== Material provided

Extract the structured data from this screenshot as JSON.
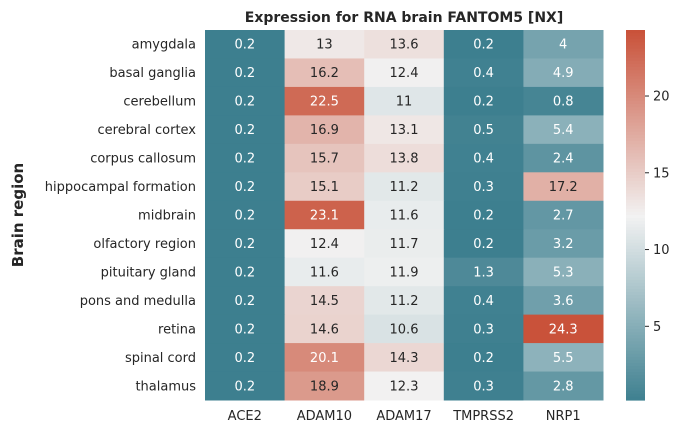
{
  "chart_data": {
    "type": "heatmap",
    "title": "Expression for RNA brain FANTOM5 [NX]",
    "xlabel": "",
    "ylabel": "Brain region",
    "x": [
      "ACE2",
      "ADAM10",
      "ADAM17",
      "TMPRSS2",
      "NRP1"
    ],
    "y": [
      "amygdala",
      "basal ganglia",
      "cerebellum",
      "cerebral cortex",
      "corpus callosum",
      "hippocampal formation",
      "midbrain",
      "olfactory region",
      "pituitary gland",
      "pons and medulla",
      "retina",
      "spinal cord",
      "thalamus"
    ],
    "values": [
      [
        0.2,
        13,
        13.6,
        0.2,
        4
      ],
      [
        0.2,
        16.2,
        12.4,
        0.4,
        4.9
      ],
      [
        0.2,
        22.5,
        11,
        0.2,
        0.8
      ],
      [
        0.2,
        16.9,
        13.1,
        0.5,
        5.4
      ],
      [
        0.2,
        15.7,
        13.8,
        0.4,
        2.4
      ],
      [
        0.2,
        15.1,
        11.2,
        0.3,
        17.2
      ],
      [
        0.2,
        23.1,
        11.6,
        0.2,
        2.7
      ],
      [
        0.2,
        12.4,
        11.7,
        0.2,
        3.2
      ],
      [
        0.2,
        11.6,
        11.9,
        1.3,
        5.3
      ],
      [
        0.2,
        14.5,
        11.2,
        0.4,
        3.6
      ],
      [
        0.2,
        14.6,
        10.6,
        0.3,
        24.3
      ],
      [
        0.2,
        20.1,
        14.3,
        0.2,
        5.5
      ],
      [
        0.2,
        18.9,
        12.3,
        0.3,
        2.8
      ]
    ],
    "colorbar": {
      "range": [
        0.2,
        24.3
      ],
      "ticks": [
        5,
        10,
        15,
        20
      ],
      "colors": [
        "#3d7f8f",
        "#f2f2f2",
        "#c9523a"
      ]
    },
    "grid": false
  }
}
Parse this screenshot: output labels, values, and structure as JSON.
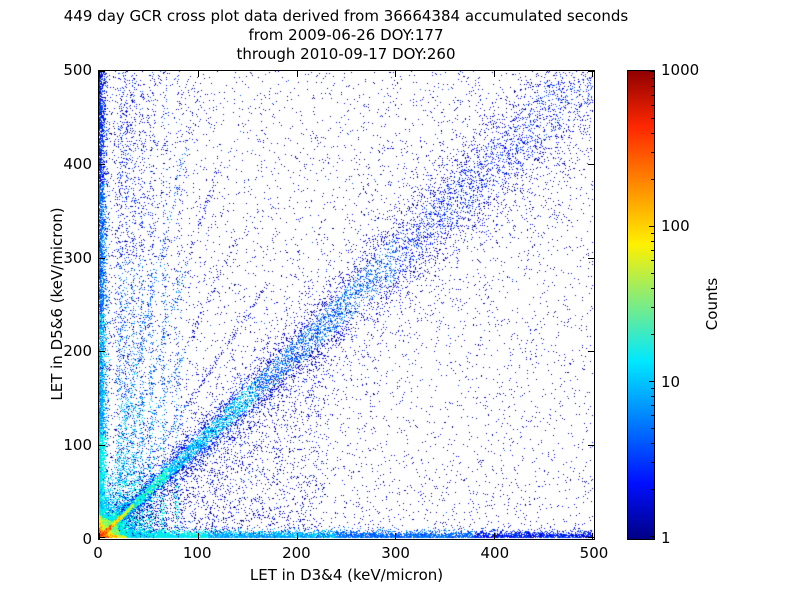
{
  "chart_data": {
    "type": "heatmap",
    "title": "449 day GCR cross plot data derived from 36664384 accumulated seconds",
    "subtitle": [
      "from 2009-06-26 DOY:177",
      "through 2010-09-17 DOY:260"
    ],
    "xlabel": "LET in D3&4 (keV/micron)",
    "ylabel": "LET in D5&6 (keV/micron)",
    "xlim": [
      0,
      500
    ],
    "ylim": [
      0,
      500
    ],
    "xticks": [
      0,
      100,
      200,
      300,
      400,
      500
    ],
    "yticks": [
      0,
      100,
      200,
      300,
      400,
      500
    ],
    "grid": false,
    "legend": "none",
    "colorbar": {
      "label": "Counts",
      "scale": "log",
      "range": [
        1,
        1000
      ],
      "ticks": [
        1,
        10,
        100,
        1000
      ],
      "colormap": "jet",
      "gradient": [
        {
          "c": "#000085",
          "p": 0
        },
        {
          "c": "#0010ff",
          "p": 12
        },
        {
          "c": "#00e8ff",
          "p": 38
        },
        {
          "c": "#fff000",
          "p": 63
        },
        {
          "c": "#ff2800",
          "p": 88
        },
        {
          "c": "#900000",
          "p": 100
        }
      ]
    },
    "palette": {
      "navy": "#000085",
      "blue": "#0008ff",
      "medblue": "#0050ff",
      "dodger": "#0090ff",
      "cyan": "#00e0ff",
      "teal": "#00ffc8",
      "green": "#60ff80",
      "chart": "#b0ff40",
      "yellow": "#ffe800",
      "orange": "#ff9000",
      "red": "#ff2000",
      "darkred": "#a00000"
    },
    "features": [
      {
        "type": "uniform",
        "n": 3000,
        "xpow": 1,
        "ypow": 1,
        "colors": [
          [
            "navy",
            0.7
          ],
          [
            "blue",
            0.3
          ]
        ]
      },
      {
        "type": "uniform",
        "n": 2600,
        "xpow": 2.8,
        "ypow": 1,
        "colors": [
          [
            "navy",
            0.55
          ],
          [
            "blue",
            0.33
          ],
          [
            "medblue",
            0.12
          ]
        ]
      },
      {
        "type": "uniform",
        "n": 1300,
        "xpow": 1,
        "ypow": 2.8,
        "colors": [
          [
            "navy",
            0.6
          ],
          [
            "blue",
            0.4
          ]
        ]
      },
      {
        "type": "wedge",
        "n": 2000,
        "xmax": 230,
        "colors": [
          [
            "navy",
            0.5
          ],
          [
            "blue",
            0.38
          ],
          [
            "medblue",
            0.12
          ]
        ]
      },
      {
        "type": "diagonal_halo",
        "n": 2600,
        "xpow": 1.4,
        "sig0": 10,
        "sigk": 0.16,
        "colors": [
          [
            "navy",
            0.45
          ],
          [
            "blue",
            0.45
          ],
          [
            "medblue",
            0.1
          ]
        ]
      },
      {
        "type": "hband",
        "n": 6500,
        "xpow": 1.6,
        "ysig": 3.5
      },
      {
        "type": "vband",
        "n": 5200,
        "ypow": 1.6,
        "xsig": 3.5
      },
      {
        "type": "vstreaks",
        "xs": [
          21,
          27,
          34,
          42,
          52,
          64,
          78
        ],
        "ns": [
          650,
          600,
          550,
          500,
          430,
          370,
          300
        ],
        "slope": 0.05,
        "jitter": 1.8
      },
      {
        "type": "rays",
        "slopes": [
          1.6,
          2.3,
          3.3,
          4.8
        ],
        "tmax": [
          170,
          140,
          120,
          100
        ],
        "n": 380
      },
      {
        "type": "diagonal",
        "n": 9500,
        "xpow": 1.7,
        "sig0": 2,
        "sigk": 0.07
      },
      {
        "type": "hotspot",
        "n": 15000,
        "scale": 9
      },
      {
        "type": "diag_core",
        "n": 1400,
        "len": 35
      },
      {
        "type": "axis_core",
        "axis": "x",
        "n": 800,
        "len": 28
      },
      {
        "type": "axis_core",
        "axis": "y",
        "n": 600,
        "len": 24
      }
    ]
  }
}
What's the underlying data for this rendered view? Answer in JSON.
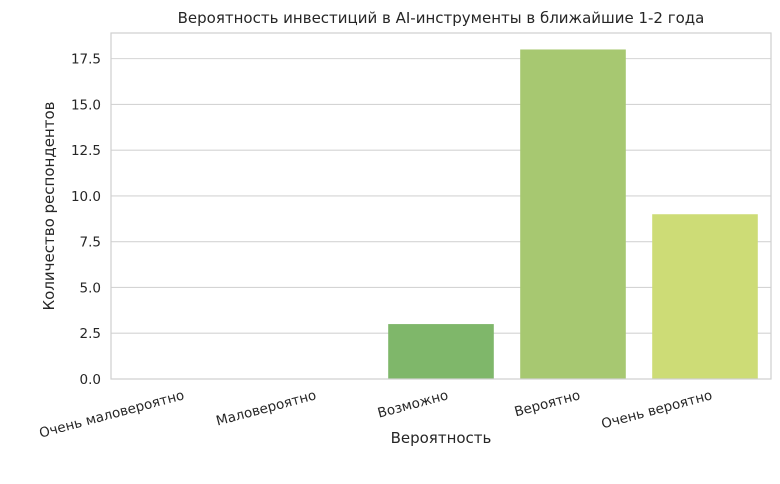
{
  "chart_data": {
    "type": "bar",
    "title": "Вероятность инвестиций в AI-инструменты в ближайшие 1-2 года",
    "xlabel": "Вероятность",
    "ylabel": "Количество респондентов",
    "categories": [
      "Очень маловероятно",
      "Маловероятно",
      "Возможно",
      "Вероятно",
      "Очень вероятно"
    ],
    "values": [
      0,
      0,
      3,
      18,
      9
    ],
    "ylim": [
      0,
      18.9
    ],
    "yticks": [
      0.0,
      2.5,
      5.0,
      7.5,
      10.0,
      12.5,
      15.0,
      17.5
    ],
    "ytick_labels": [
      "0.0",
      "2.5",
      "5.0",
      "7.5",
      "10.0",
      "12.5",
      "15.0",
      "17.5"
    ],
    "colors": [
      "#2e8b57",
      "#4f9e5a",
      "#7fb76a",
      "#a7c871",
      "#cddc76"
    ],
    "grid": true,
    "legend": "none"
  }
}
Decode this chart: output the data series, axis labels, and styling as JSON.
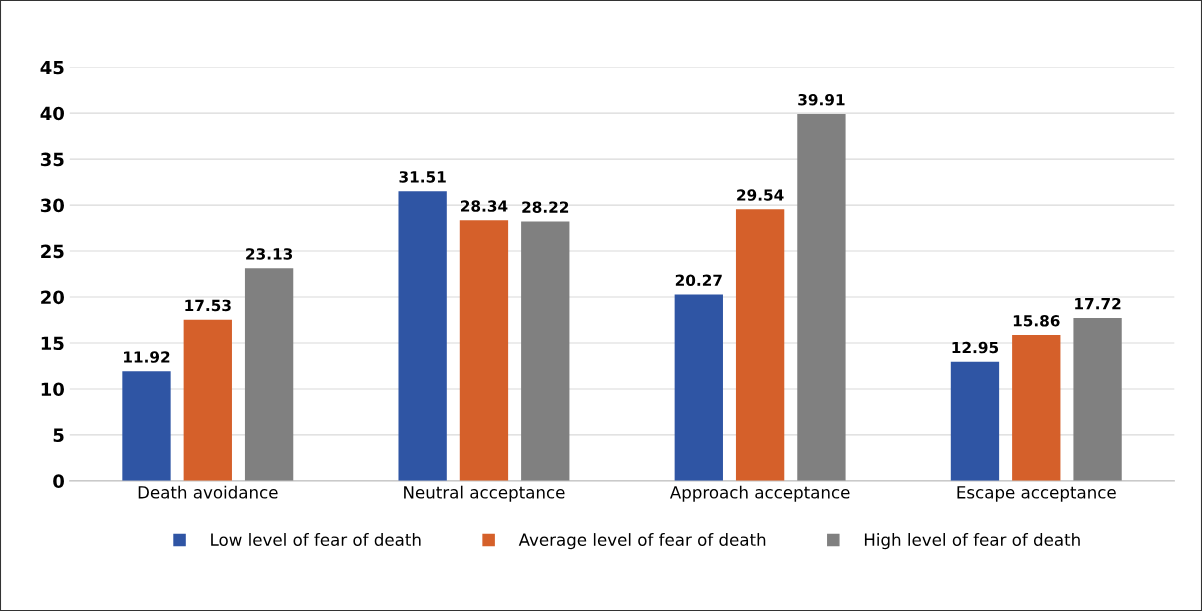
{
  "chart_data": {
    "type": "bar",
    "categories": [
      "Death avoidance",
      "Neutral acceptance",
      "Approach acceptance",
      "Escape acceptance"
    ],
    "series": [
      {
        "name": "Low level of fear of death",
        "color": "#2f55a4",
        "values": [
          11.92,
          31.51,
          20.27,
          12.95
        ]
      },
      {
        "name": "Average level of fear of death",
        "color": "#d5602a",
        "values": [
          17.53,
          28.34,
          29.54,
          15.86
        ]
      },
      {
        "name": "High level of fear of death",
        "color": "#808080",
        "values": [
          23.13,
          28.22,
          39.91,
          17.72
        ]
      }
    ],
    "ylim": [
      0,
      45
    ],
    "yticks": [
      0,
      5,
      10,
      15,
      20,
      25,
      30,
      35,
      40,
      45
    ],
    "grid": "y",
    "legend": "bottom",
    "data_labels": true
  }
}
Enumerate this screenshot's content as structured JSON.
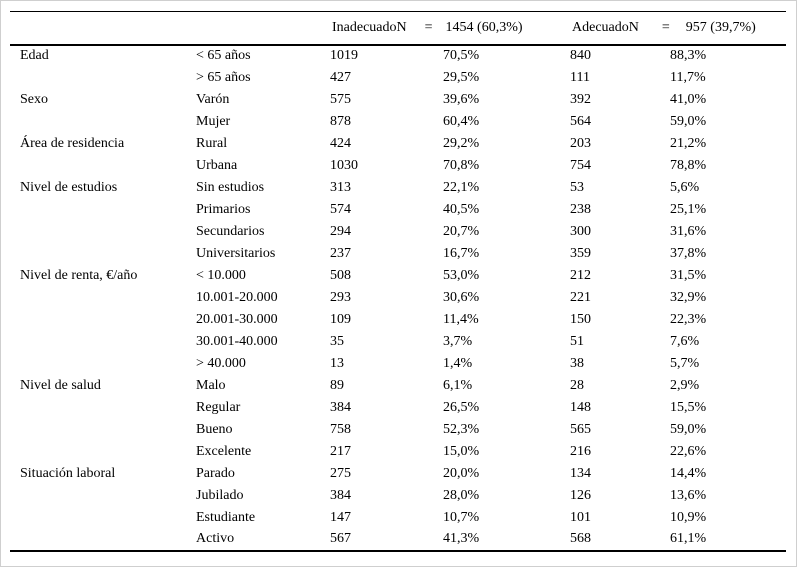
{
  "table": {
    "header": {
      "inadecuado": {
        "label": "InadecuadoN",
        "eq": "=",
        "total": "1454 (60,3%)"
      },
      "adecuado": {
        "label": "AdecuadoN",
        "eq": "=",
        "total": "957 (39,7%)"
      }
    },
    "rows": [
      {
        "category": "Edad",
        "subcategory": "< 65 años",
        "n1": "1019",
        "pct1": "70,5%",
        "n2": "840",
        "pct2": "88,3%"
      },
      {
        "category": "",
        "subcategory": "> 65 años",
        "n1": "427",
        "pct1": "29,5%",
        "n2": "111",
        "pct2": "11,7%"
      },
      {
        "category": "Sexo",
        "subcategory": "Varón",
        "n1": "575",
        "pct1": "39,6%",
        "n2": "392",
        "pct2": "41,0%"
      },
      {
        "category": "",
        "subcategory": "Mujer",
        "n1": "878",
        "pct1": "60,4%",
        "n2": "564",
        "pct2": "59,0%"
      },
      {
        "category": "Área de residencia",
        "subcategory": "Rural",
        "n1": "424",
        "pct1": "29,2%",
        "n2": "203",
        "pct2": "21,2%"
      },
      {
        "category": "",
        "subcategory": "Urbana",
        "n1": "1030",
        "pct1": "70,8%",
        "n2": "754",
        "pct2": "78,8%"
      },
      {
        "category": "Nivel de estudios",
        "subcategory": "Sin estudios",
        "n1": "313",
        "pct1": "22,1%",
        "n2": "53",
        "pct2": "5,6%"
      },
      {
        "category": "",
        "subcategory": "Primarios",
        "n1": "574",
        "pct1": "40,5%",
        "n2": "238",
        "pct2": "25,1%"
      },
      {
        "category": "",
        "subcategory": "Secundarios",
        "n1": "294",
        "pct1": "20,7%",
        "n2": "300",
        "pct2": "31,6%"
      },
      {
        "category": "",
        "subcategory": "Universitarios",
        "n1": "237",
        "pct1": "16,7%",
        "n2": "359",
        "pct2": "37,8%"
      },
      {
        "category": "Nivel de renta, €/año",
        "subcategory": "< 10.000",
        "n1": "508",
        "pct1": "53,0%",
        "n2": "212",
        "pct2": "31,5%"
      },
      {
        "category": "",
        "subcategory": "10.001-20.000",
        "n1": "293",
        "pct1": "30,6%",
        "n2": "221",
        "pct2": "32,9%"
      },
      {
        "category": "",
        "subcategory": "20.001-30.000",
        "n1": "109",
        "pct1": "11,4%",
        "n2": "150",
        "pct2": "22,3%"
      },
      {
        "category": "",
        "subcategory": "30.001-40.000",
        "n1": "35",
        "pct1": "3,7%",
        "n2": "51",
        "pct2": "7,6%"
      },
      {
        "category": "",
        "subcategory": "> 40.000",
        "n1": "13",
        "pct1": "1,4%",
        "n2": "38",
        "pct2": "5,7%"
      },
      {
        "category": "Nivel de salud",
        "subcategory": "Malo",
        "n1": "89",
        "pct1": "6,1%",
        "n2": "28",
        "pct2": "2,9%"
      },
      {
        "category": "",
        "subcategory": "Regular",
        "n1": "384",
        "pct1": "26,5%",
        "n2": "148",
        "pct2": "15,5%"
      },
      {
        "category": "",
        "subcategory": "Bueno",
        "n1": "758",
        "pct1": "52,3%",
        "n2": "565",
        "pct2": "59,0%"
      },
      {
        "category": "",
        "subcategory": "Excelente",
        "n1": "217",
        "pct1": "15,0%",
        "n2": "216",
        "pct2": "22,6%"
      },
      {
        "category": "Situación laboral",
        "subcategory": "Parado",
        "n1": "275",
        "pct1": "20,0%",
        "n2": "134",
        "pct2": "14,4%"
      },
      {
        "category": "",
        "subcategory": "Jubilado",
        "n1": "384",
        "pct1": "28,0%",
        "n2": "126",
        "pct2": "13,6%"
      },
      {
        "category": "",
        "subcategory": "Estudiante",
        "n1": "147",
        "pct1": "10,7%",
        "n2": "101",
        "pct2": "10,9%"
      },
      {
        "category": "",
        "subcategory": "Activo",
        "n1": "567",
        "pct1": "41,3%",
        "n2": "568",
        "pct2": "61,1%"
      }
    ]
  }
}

====

> What is expected
Only lines with the word "series" should be collected from the material.

> Exercise answer
Decode this chart: output the data series, axis labels, and styling as JSON.
    "series": [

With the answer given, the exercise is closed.